=== Set task ===
Write the entries out again exactly as they stand, but without the pictures.
━━━━━━━━━━━━━━━━━━━━━━━━━━━━━━
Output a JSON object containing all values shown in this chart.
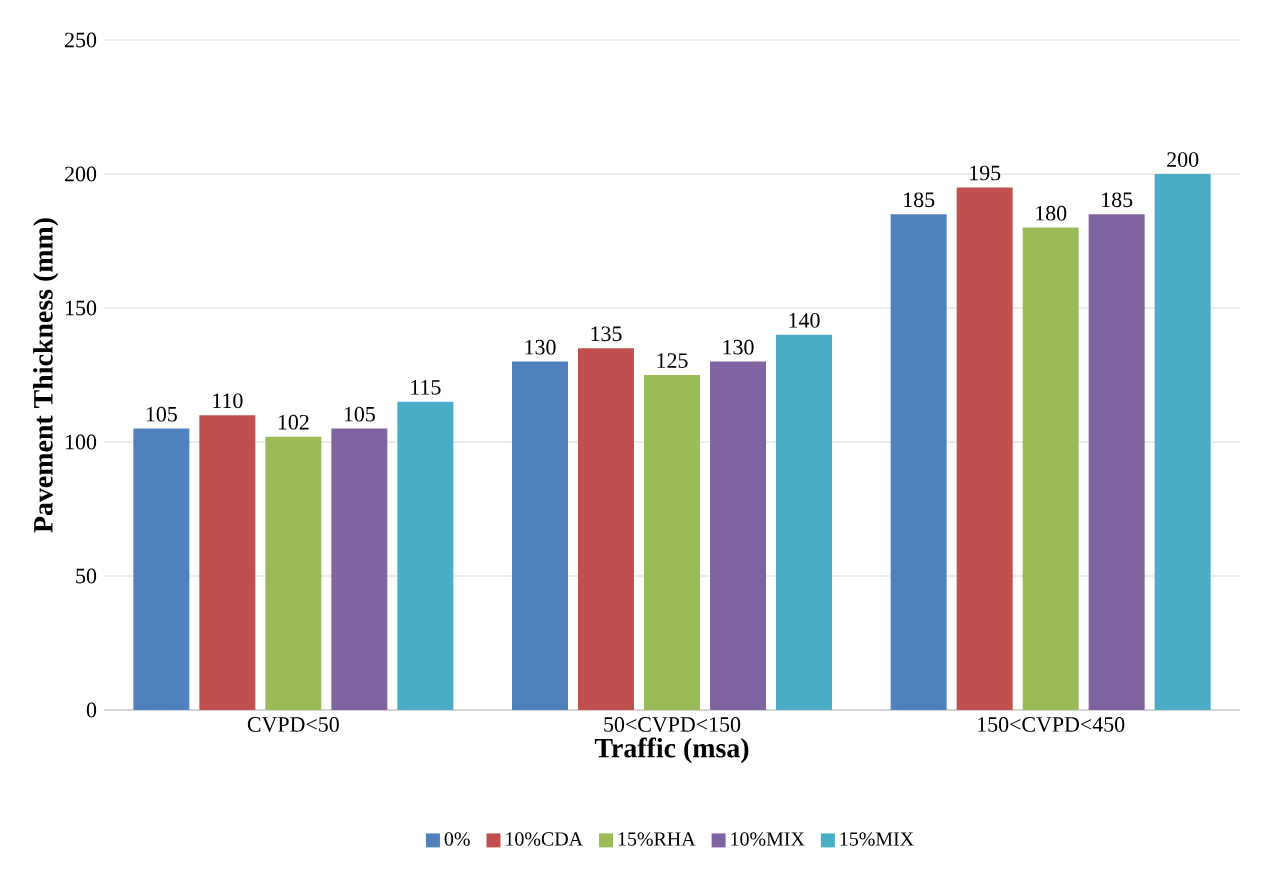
{
  "chart_data": {
    "type": "bar",
    "xlabel": "Traffic (msa)",
    "ylabel": "Pavement Thickness (mm)",
    "categories": [
      "CVPD<50",
      "50<CVPD<150",
      "150<CVPD<450"
    ],
    "series": [
      {
        "name": "0%",
        "color": "#4f81bd",
        "values": [
          105,
          130,
          185
        ]
      },
      {
        "name": "10%CDA",
        "color": "#c0504d",
        "values": [
          110,
          135,
          195
        ]
      },
      {
        "name": "15%RHA",
        "color": "#9bbb59",
        "values": [
          102,
          125,
          180
        ]
      },
      {
        "name": "10%MIX",
        "color": "#8064a2",
        "values": [
          105,
          130,
          185
        ]
      },
      {
        "name": "15%MIX",
        "color": "#4bacc6",
        "values": [
          115,
          140,
          200
        ]
      }
    ],
    "ylim": [
      0,
      250
    ],
    "yticks": [
      0,
      50,
      100,
      150,
      200,
      250
    ],
    "grid": "y",
    "legend": "bottom",
    "data_labels": true
  }
}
━━━━━━━━━━━━━━━━━━━━━━━━━━━━━━
=== Expected answer ===
Output a JSON object containing all values shown in this chart.
{
  "chart_data": {
    "type": "bar",
    "xlabel": "Traffic (msa)",
    "ylabel": "Pavement Thickness (mm)",
    "categories": [
      "CVPD<50",
      "50<CVPD<150",
      "150<CVPD<450"
    ],
    "series": [
      {
        "name": "0%",
        "color": "#4f81bd",
        "values": [
          105,
          130,
          185
        ]
      },
      {
        "name": "10%CDA",
        "color": "#c0504d",
        "values": [
          110,
          135,
          195
        ]
      },
      {
        "name": "15%RHA",
        "color": "#9bbb59",
        "values": [
          102,
          125,
          180
        ]
      },
      {
        "name": "10%MIX",
        "color": "#8064a2",
        "values": [
          105,
          130,
          185
        ]
      },
      {
        "name": "15%MIX",
        "color": "#4bacc6",
        "values": [
          115,
          140,
          200
        ]
      }
    ],
    "ylim": [
      0,
      250
    ],
    "yticks": [
      0,
      50,
      100,
      150,
      200,
      250
    ],
    "grid": "y",
    "legend": "bottom",
    "data_labels": true
  }
}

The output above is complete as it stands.